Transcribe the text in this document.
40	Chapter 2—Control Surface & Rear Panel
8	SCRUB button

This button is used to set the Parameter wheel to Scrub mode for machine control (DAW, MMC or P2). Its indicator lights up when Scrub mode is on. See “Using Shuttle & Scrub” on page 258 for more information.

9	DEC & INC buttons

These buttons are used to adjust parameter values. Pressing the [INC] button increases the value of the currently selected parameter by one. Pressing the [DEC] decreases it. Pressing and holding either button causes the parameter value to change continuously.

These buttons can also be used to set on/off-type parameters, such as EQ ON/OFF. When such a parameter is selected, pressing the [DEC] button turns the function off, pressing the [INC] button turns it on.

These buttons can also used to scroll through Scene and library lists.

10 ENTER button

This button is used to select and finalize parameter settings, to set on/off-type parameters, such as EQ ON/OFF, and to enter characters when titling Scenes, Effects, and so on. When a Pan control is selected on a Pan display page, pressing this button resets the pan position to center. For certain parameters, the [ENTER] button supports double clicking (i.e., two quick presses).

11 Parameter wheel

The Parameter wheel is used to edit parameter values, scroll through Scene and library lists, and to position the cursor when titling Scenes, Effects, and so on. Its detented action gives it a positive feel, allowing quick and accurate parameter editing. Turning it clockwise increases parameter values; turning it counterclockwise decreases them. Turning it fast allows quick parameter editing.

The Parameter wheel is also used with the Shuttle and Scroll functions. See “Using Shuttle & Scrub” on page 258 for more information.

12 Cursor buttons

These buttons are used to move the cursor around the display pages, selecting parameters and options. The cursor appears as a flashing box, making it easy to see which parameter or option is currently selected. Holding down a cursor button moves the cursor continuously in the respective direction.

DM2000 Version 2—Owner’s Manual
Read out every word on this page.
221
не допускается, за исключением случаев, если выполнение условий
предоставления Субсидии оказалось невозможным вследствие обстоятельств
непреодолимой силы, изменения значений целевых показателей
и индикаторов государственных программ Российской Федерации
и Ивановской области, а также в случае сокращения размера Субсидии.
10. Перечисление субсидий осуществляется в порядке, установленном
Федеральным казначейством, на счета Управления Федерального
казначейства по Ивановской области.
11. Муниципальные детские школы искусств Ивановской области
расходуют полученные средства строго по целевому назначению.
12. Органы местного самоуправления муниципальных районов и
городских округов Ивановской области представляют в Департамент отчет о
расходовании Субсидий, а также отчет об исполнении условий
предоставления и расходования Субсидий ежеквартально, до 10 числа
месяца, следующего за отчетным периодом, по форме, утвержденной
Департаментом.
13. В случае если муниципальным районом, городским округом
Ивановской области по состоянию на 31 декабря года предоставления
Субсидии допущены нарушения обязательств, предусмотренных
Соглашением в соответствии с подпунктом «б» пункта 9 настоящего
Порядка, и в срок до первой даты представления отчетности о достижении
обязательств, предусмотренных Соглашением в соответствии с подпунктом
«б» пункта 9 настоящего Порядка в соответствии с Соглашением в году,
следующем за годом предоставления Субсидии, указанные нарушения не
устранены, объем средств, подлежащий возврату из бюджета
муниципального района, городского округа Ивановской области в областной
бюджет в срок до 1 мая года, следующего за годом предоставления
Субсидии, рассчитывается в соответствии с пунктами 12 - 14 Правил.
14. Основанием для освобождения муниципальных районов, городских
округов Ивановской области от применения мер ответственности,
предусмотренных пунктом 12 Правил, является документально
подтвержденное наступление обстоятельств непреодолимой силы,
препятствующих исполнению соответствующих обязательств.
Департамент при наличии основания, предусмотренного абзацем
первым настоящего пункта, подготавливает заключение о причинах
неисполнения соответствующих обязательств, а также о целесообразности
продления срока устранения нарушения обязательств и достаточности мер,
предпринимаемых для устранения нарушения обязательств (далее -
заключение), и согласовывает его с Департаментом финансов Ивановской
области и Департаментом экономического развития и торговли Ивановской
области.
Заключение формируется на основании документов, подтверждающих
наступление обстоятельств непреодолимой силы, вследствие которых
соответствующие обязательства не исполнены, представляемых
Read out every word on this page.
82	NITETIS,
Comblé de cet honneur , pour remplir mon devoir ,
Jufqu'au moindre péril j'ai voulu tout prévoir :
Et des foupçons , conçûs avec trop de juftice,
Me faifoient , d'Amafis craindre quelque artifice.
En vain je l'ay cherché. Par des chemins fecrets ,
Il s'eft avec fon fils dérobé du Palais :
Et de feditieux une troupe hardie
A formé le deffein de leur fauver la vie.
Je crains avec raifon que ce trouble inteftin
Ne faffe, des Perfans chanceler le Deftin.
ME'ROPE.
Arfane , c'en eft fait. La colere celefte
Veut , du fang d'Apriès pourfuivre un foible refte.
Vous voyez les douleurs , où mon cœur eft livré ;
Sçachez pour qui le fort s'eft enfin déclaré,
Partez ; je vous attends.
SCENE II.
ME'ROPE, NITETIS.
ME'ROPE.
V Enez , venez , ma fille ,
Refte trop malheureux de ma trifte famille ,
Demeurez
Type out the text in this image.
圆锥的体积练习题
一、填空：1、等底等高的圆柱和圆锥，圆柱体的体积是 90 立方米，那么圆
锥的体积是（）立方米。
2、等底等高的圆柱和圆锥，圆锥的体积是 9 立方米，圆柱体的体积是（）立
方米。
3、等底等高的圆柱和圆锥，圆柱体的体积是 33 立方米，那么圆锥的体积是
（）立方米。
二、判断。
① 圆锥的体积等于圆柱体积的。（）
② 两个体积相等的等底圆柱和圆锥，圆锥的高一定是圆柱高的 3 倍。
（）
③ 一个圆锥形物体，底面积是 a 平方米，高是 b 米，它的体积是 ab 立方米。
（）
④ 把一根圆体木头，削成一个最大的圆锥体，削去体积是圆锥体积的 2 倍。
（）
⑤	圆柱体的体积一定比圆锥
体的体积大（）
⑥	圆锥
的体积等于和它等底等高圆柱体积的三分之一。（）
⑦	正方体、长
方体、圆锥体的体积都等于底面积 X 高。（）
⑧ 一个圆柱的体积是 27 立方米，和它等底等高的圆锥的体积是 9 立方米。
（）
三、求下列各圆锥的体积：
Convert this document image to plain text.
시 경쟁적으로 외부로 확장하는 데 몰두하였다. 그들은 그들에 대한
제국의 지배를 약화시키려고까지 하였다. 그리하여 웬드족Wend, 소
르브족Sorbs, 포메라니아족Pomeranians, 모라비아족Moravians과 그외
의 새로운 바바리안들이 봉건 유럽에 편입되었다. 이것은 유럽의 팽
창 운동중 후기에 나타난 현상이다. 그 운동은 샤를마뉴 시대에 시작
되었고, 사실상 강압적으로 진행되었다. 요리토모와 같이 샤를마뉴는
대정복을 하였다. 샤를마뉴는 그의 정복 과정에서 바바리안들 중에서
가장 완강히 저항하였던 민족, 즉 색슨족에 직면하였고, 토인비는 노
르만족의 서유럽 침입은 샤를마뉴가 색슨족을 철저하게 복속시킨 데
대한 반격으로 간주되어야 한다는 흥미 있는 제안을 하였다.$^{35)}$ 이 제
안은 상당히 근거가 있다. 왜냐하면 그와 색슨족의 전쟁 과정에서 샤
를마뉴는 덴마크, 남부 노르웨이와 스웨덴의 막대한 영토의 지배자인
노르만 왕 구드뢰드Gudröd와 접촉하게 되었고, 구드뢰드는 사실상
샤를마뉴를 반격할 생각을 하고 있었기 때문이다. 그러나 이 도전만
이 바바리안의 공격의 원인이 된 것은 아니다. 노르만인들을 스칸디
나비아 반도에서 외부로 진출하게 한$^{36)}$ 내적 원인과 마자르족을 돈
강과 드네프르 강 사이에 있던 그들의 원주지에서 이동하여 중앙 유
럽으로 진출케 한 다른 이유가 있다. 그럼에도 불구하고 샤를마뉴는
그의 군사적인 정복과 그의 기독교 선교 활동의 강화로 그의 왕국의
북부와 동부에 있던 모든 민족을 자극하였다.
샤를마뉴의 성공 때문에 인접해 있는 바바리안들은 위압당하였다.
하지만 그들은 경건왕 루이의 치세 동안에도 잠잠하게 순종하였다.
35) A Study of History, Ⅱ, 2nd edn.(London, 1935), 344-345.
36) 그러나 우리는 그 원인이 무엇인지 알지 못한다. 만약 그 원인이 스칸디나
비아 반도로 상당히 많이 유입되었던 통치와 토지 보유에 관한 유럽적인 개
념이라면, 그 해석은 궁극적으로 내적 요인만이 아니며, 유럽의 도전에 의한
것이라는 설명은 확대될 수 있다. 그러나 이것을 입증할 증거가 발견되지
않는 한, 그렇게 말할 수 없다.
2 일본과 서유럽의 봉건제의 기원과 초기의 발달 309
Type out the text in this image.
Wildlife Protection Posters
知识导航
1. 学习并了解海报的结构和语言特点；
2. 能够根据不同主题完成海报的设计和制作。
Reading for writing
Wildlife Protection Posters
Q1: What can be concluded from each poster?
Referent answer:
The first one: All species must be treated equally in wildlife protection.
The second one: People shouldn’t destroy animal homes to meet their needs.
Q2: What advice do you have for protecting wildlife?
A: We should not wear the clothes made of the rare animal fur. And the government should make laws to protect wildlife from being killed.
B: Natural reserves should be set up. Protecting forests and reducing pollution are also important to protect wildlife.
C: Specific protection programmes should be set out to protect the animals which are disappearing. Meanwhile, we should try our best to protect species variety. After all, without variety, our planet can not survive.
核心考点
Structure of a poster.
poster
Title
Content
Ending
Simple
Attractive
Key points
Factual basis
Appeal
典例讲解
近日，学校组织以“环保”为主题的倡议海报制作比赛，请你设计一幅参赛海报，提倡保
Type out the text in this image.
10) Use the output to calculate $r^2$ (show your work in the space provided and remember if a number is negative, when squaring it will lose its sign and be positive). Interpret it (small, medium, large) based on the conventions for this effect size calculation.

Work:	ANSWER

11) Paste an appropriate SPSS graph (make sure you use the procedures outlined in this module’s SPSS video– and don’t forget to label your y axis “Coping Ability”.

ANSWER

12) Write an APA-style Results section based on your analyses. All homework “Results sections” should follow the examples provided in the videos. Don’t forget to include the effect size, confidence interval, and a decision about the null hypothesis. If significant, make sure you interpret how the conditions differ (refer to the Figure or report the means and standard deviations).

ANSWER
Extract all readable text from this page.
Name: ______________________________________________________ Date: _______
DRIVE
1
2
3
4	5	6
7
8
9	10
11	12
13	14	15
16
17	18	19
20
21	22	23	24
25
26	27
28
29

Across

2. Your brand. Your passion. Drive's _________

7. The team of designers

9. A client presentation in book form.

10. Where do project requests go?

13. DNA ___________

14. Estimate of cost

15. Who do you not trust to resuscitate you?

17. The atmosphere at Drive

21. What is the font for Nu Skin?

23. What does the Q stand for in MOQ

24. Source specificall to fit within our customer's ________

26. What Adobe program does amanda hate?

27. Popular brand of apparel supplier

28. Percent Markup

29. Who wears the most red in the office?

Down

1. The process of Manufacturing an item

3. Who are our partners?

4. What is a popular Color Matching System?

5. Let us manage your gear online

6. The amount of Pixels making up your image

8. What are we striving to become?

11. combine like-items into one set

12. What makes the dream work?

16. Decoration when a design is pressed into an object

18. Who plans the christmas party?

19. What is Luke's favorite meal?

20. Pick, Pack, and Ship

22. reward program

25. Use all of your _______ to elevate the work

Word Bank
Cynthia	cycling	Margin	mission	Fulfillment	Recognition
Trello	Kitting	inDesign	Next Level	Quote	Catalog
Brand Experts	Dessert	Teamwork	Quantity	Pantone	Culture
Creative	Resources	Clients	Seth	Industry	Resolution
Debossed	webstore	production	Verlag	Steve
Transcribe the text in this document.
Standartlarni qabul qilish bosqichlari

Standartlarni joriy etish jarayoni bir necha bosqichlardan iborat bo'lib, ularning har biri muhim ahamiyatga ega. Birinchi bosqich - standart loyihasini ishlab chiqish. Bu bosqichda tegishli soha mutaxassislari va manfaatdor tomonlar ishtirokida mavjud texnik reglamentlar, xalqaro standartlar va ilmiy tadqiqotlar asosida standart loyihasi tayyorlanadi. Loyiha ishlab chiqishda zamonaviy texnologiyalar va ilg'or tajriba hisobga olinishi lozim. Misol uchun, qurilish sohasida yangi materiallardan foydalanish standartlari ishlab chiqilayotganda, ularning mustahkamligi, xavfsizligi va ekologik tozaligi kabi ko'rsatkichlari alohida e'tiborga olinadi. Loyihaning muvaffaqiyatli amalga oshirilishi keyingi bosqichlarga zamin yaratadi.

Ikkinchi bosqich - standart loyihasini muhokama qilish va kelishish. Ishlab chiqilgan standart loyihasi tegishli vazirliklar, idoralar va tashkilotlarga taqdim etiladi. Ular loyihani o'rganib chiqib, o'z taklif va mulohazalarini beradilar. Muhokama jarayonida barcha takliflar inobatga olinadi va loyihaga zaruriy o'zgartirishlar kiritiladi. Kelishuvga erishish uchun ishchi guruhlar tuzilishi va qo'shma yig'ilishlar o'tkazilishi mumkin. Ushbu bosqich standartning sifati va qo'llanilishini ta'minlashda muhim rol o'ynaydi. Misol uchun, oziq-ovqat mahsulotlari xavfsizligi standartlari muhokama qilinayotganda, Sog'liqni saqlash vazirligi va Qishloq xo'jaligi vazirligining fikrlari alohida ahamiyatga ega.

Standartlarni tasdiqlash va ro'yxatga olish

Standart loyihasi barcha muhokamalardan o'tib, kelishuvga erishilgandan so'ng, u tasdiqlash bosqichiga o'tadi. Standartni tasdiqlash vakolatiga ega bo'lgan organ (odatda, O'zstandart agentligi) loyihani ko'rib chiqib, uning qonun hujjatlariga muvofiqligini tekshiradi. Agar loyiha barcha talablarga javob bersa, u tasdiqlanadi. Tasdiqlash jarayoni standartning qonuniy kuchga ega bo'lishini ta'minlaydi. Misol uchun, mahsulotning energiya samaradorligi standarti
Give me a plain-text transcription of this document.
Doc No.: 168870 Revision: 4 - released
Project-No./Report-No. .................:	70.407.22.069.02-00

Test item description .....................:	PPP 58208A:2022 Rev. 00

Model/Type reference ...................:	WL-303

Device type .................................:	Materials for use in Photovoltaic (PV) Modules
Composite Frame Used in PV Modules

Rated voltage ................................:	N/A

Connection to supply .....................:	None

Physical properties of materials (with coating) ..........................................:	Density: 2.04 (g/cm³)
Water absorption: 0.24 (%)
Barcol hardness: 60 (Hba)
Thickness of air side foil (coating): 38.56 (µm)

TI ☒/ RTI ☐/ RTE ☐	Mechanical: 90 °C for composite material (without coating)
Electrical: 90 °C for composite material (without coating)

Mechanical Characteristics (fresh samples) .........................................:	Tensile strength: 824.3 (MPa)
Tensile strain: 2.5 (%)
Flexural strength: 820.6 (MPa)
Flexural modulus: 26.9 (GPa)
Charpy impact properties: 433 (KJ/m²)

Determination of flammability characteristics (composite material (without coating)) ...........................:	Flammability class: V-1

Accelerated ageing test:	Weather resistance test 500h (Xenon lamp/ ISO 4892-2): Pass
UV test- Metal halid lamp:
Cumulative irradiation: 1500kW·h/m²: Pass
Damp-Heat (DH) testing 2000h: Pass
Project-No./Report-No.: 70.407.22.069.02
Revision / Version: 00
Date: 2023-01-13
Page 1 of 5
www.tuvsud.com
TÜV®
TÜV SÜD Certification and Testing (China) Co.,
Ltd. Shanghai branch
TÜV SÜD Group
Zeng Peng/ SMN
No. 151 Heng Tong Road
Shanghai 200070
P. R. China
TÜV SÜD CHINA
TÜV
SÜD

• **WHAT IS BEING ASKED**
Identify the lines of the data that contain the word "through". Copy each of them.

• **RESPONSE BELOW**
These buttons can also used to scroll through Scene and library lists.
The Parameter wheel is used to edit parameter values, scroll through Scene and library lists, and to position the cursor when titling Scenes, Effects, and so on. Its detented action gives it a positive feel, allowing quick and accurate parameter editing. Turning it clockwise increases parameter values; turning it counterclockwise decreases them. Turning it fast allows quick parameter editing.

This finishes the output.